Items from a figure collection
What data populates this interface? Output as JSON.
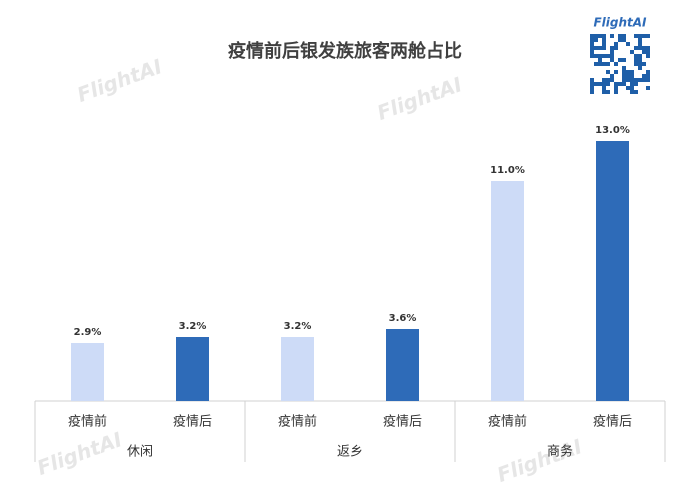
{
  "chart_data": {
    "type": "bar",
    "title": "疫情前后银发族旅客两舱占比",
    "logo": "FlightAI",
    "watermark": "FlightAI",
    "categories": [
      "休闲",
      "返乡",
      "商务"
    ],
    "series": [
      {
        "name": "疫情前",
        "color": "#cddbf7",
        "values": [
          2.9,
          3.2,
          11.0
        ],
        "value_labels": [
          "2.9%",
          "3.2%",
          "11.0%"
        ]
      },
      {
        "name": "疫情后",
        "color": "#2e6bb8",
        "values": [
          3.2,
          3.6,
          13.0
        ],
        "value_labels": [
          "3.2%",
          "3.6%",
          "13.0%"
        ]
      }
    ]
  }
}
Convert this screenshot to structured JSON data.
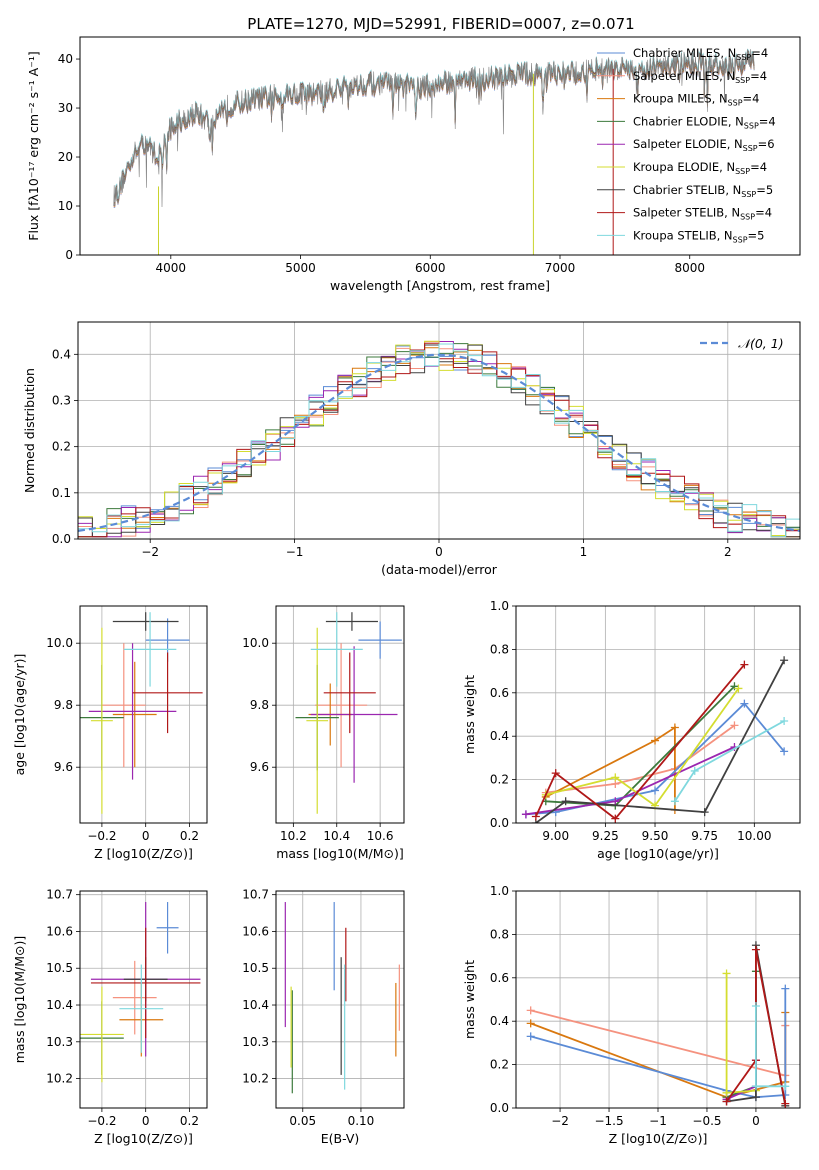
{
  "figure": {
    "title": "PLATE=1270, MJD=52991, FIBERID=0007, z=0.071"
  },
  "chart_data": [
    {
      "id": "spectrum",
      "type": "line",
      "xlabel": "wavelength [Angstrom, rest frame]",
      "ylabel": "Flux [fλ10⁻¹⁷ erg cm⁻² s⁻¹ A⁻¹]",
      "xlim": [
        3300,
        8850
      ],
      "ylim": [
        0,
        44.5
      ],
      "xticks": [
        4000,
        5000,
        6000,
        7000,
        8000
      ],
      "yticks": [
        0,
        10,
        20,
        30,
        40
      ],
      "grid": false,
      "legend_position": "top-right",
      "continuum": [
        [
          3560,
          12
        ],
        [
          3600,
          13
        ],
        [
          3700,
          20
        ],
        [
          3800,
          23
        ],
        [
          3900,
          20
        ],
        [
          3950,
          23
        ],
        [
          4000,
          26
        ],
        [
          4100,
          28
        ],
        [
          4200,
          29
        ],
        [
          4300,
          27
        ],
        [
          4400,
          30
        ],
        [
          4500,
          31
        ],
        [
          4700,
          32
        ],
        [
          4900,
          33
        ],
        [
          5100,
          33
        ],
        [
          5300,
          34
        ],
        [
          5500,
          35
        ],
        [
          5700,
          35
        ],
        [
          5900,
          34
        ],
        [
          6100,
          35
        ],
        [
          6300,
          36
        ],
        [
          6500,
          36
        ],
        [
          6700,
          37
        ],
        [
          6900,
          37
        ],
        [
          7100,
          37
        ],
        [
          7300,
          38
        ],
        [
          7500,
          38
        ],
        [
          7700,
          38
        ],
        [
          7900,
          39
        ],
        [
          8100,
          39
        ],
        [
          8300,
          38
        ],
        [
          8500,
          40
        ]
      ],
      "series": [
        {
          "name": "Chabrier MILES, N_SSP=4",
          "color": "#5b8bd6"
        },
        {
          "name": "Salpeter MILES, N_SSP=4",
          "color": "#f5927f"
        },
        {
          "name": "Kroupa MILES, N_SSP=4",
          "color": "#d9780f"
        },
        {
          "name": "Chabrier ELODIE, N_SSP=4",
          "color": "#3c7a3c"
        },
        {
          "name": "Salpeter ELODIE, N_SSP=6",
          "color": "#9b27b0"
        },
        {
          "name": "Kroupa ELODIE, N_SSP=4",
          "color": "#d4dd30"
        },
        {
          "name": "Chabrier STELIB, N_SSP=5",
          "color": "#404040"
        },
        {
          "name": "Salpeter STELIB, N_SSP=4",
          "color": "#b01818"
        },
        {
          "name": "Kroupa STELIB, N_SSP=5",
          "color": "#7fd8de"
        }
      ],
      "data_color": "#7f7f7f",
      "spikes": [
        {
          "x": 3905,
          "ymin": 0,
          "ymax": 14,
          "color": "#c9d32d"
        },
        {
          "x": 6795,
          "ymin": 0,
          "ymax": 37,
          "color": "#c9d32d"
        },
        {
          "x": 7410,
          "ymin": 0,
          "ymax": 38,
          "color": "#b01818"
        }
      ]
    },
    {
      "id": "residuals",
      "type": "histogram",
      "xlabel": "(data-model)/error",
      "ylabel": "Normed distribution",
      "xlim": [
        -2.5,
        2.5
      ],
      "ylim": [
        0,
        0.47
      ],
      "xticks": [
        -2,
        -1,
        0,
        1,
        2
      ],
      "yticks": [
        0.0,
        0.1,
        0.2,
        0.3,
        0.4
      ],
      "grid": true,
      "reference_label": "𝒩(0, 1)",
      "reference_color": "#5b8bd6",
      "bin_width": 0.1
    },
    {
      "id": "age-vs-Z",
      "type": "errorbar",
      "xlabel": "Z [log10(Z/Z⊙)]",
      "ylabel": "age [log10(age/yr)]",
      "xlim": [
        -0.3,
        0.28
      ],
      "ylim": [
        9.42,
        10.12
      ],
      "xticks": [
        -0.2,
        0.0,
        0.2
      ],
      "yticks": [
        9.6,
        9.8,
        10.0
      ],
      "grid": true,
      "points": [
        {
          "x": -0.1,
          "y": 9.8,
          "xerr": 0.1,
          "yerr": 0.2,
          "color": "#f5927f"
        },
        {
          "x": -0.05,
          "y": 9.77,
          "xerr": 0.1,
          "yerr": 0.17,
          "color": "#d9780f"
        },
        {
          "x": 0.1,
          "y": 10.01,
          "xerr": 0.1,
          "yerr": 0.07,
          "color": "#5b8bd6"
        },
        {
          "x": -0.2,
          "y": 9.76,
          "xerr": 0.1,
          "yerr": 0.17,
          "color": "#3c7a3c"
        },
        {
          "x": -0.06,
          "y": 9.78,
          "xerr": 0.2,
          "yerr": 0.22,
          "color": "#9b27b0"
        },
        {
          "x": -0.2,
          "y": 9.75,
          "xerr": 0.05,
          "yerr": 0.3,
          "color": "#d4dd30"
        },
        {
          "x": 0.0,
          "y": 10.07,
          "xerr": 0.15,
          "yerr": 0.03,
          "color": "#404040"
        },
        {
          "x": 0.1,
          "y": 9.84,
          "xerr": 0.16,
          "yerr": 0.13,
          "color": "#b01818"
        },
        {
          "x": 0.02,
          "y": 9.98,
          "xerr": 0.12,
          "yerr": 0.12,
          "color": "#7fd8de"
        }
      ]
    },
    {
      "id": "age-vs-mass",
      "type": "errorbar",
      "xlabel": "mass [log10(M/M⊙)]",
      "ylabel": "",
      "xlim": [
        10.12,
        10.71
      ],
      "ylim": [
        9.42,
        10.12
      ],
      "xticks": [
        10.2,
        10.4,
        10.6
      ],
      "yticks": [
        9.6,
        9.8,
        10.0
      ],
      "grid": true,
      "points": [
        {
          "x": 10.42,
          "y": 9.8,
          "xerr": 0.12,
          "yerr": 0.2,
          "color": "#f5927f"
        },
        {
          "x": 10.37,
          "y": 9.77,
          "xerr": 0.1,
          "yerr": 0.1,
          "color": "#d9780f"
        },
        {
          "x": 10.6,
          "y": 10.01,
          "xerr": 0.1,
          "yerr": 0.06,
          "color": "#5b8bd6"
        },
        {
          "x": 10.31,
          "y": 9.76,
          "xerr": 0.1,
          "yerr": 0.17,
          "color": "#3c7a3c"
        },
        {
          "x": 10.48,
          "y": 9.77,
          "xerr": 0.2,
          "yerr": 0.22,
          "color": "#9b27b0"
        },
        {
          "x": 10.31,
          "y": 9.75,
          "xerr": 0.05,
          "yerr": 0.3,
          "color": "#d4dd30"
        },
        {
          "x": 10.47,
          "y": 10.07,
          "xerr": 0.12,
          "yerr": 0.03,
          "color": "#404040"
        },
        {
          "x": 10.46,
          "y": 9.84,
          "xerr": 0.12,
          "yerr": 0.13,
          "color": "#b01818"
        },
        {
          "x": 10.4,
          "y": 9.98,
          "xerr": 0.12,
          "yerr": 0.12,
          "color": "#7fd8de"
        }
      ]
    },
    {
      "id": "weight-vs-age",
      "type": "line",
      "xlabel": "age [log10(age/yr)]",
      "ylabel": "mass weight",
      "xlim": [
        8.8,
        10.23
      ],
      "ylim": [
        0,
        1.0
      ],
      "xticks": [
        9.0,
        9.25,
        9.5,
        9.75,
        10.0
      ],
      "xticklabels": [
        "9.00",
        "9.25",
        "9.50",
        "9.75",
        "10.00"
      ],
      "yticks": [
        0.0,
        0.2,
        0.4,
        0.6,
        0.8,
        1.0
      ],
      "grid": true,
      "series": [
        {
          "color": "#f5927f",
          "x": [
            8.95,
            9.3,
            9.6,
            9.9
          ],
          "y": [
            0.14,
            0.18,
            0.25,
            0.45
          ]
        },
        {
          "color": "#d9780f",
          "x": [
            8.95,
            9.5,
            9.6,
            9.6
          ],
          "y": [
            0.12,
            0.38,
            0.44,
            0.06
          ]
        },
        {
          "color": "#5b8bd6",
          "x": [
            8.85,
            9.0,
            9.5,
            9.95,
            10.15
          ],
          "y": [
            0.04,
            0.05,
            0.15,
            0.55,
            0.33
          ]
        },
        {
          "color": "#3c7a3c",
          "x": [
            8.95,
            9.3,
            9.9
          ],
          "y": [
            0.1,
            0.08,
            0.63
          ]
        },
        {
          "color": "#9b27b0",
          "x": [
            8.85,
            9.3,
            9.9
          ],
          "y": [
            0.04,
            0.1,
            0.35
          ]
        },
        {
          "color": "#d4dd30",
          "x": [
            8.95,
            9.3,
            9.5,
            9.92
          ],
          "y": [
            0.13,
            0.21,
            0.08,
            0.62
          ]
        },
        {
          "color": "#404040",
          "x": [
            8.9,
            9.05,
            9.75,
            10.15
          ],
          "y": [
            0.0,
            0.1,
            0.05,
            0.75
          ]
        },
        {
          "color": "#b01818",
          "x": [
            8.9,
            9.0,
            9.3,
            9.95
          ],
          "y": [
            0.03,
            0.23,
            0.02,
            0.73
          ]
        },
        {
          "color": "#7fd8de",
          "x": [
            9.6,
            9.7,
            10.15
          ],
          "y": [
            0.1,
            0.24,
            0.47
          ]
        }
      ]
    },
    {
      "id": "mass-vs-Z",
      "type": "errorbar",
      "xlabel": "Z [log10(Z/Z⊙)]",
      "ylabel": "mass [log10(M/M⊙)]",
      "xlim": [
        -0.3,
        0.28
      ],
      "ylim": [
        10.12,
        10.71
      ],
      "xticks": [
        -0.2,
        0.0,
        0.2
      ],
      "yticks": [
        10.2,
        10.3,
        10.4,
        10.5,
        10.6,
        10.7
      ],
      "grid": true,
      "points": [
        {
          "x": -0.05,
          "y": 10.42,
          "xerr": 0.1,
          "yerr": 0.1,
          "color": "#f5927f"
        },
        {
          "x": -0.02,
          "y": 10.36,
          "xerr": 0.1,
          "yerr": 0.1,
          "color": "#d9780f"
        },
        {
          "x": 0.1,
          "y": 10.61,
          "xerr": 0.05,
          "yerr": 0.07,
          "color": "#5b8bd6"
        },
        {
          "x": -0.2,
          "y": 10.31,
          "xerr": 0.1,
          "yerr": 0.1,
          "color": "#3c7a3c"
        },
        {
          "x": 0.0,
          "y": 10.47,
          "xerr": 0.25,
          "yerr": 0.21,
          "color": "#9b27b0"
        },
        {
          "x": -0.2,
          "y": 10.32,
          "xerr": 0.1,
          "yerr": 0.13,
          "color": "#d4dd30"
        },
        {
          "x": 0.0,
          "y": 10.47,
          "xerr": 0.1,
          "yerr": 0.06,
          "color": "#404040"
        },
        {
          "x": 0.0,
          "y": 10.46,
          "xerr": 0.25,
          "yerr": 0.15,
          "color": "#b01818"
        },
        {
          "x": -0.02,
          "y": 10.39,
          "xerr": 0.1,
          "yerr": 0.12,
          "color": "#7fd8de"
        }
      ]
    },
    {
      "id": "mass-vs-EBV",
      "type": "errorbar",
      "xlabel": "E(B-V)",
      "ylabel": "",
      "xlim": [
        0.027,
        0.137
      ],
      "ylim": [
        10.12,
        10.71
      ],
      "xticks": [
        0.05,
        0.1
      ],
      "xticklabels": [
        "0.05",
        "0.10"
      ],
      "yticks": [
        10.2,
        10.3,
        10.4,
        10.5,
        10.6,
        10.7
      ],
      "grid": true,
      "points": [
        {
          "x": 0.133,
          "y": 10.42,
          "xerr": 0,
          "yerr": 0.09,
          "color": "#f5927f"
        },
        {
          "x": 0.13,
          "y": 10.36,
          "xerr": 0,
          "yerr": 0.1,
          "color": "#d9780f"
        },
        {
          "x": 0.077,
          "y": 10.56,
          "xerr": 0,
          "yerr": 0.12,
          "color": "#5b8bd6"
        },
        {
          "x": 0.041,
          "y": 10.3,
          "xerr": 0,
          "yerr": 0.14,
          "color": "#3c7a3c"
        },
        {
          "x": 0.035,
          "y": 10.51,
          "xerr": 0,
          "yerr": 0.17,
          "color": "#9b27b0"
        },
        {
          "x": 0.04,
          "y": 10.34,
          "xerr": 0,
          "yerr": 0.11,
          "color": "#d4dd30"
        },
        {
          "x": 0.083,
          "y": 10.37,
          "xerr": 0,
          "yerr": 0.16,
          "color": "#404040"
        },
        {
          "x": 0.087,
          "y": 10.51,
          "xerr": 0,
          "yerr": 0.1,
          "color": "#b01818"
        },
        {
          "x": 0.086,
          "y": 10.34,
          "xerr": 0,
          "yerr": 0.17,
          "color": "#7fd8de"
        }
      ]
    },
    {
      "id": "weight-vs-Z",
      "type": "line",
      "xlabel": "Z [log10(Z/Z⊙)]",
      "ylabel": "mass weight",
      "xlim": [
        -2.45,
        0.45
      ],
      "ylim": [
        0,
        1.0
      ],
      "xticks": [
        -2.0,
        -1.5,
        -1.0,
        -0.5,
        0.0
      ],
      "yticks": [
        0.0,
        0.2,
        0.4,
        0.6,
        0.8,
        1.0
      ],
      "grid": true,
      "series": [
        {
          "color": "#f5927f",
          "x": [
            -2.3,
            0.3,
            0.3
          ],
          "y": [
            0.45,
            0.15,
            0.38
          ]
        },
        {
          "color": "#d9780f",
          "x": [
            -2.3,
            -0.3,
            0.3,
            0.3
          ],
          "y": [
            0.39,
            0.05,
            0.12,
            0.44
          ]
        },
        {
          "color": "#5b8bd6",
          "x": [
            -2.3,
            -0.3,
            0.0,
            0.3,
            0.3
          ],
          "y": [
            0.33,
            0.08,
            0.05,
            0.06,
            0.55
          ]
        },
        {
          "color": "#3c7a3c",
          "x": [
            -0.3,
            0.0,
            0.0
          ],
          "y": [
            0.05,
            0.1,
            0.63
          ]
        },
        {
          "color": "#9b27b0",
          "x": [
            -0.3,
            0.0,
            0.0
          ],
          "y": [
            0.04,
            0.1,
            0.22
          ]
        },
        {
          "color": "#d4dd30",
          "x": [
            -0.3,
            -0.3,
            0.0
          ],
          "y": [
            0.62,
            0.07,
            0.08
          ]
        },
        {
          "color": "#404040",
          "x": [
            -0.3,
            0.0,
            0.0,
            0.3
          ],
          "y": [
            0.03,
            0.05,
            0.75,
            0.01
          ]
        },
        {
          "color": "#b01818",
          "x": [
            -0.3,
            0.0,
            0.0,
            0.3
          ],
          "y": [
            0.03,
            0.22,
            0.73,
            0.02
          ]
        },
        {
          "color": "#7fd8de",
          "x": [
            0.0,
            0.0,
            0.3
          ],
          "y": [
            0.47,
            0.1,
            0.1
          ]
        }
      ]
    }
  ]
}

INSTRUCTIONS FOR THE TASK: Find the word "ylabel" in the material, then list each line that holds it.

TASK OUTPUT:
      "ylabel": "Flux [fλ10⁻¹⁷ erg cm⁻² s⁻¹ A⁻¹]",
      "ylabel": "Normed distribution",
      "ylabel": "age [log10(age/yr)]",
      "ylabel": "",
      "ylabel": "mass weight",
      "ylabel": "mass [log10(M/M⊙)]",
      "ylabel": "",
      "ylabel": "mass weight",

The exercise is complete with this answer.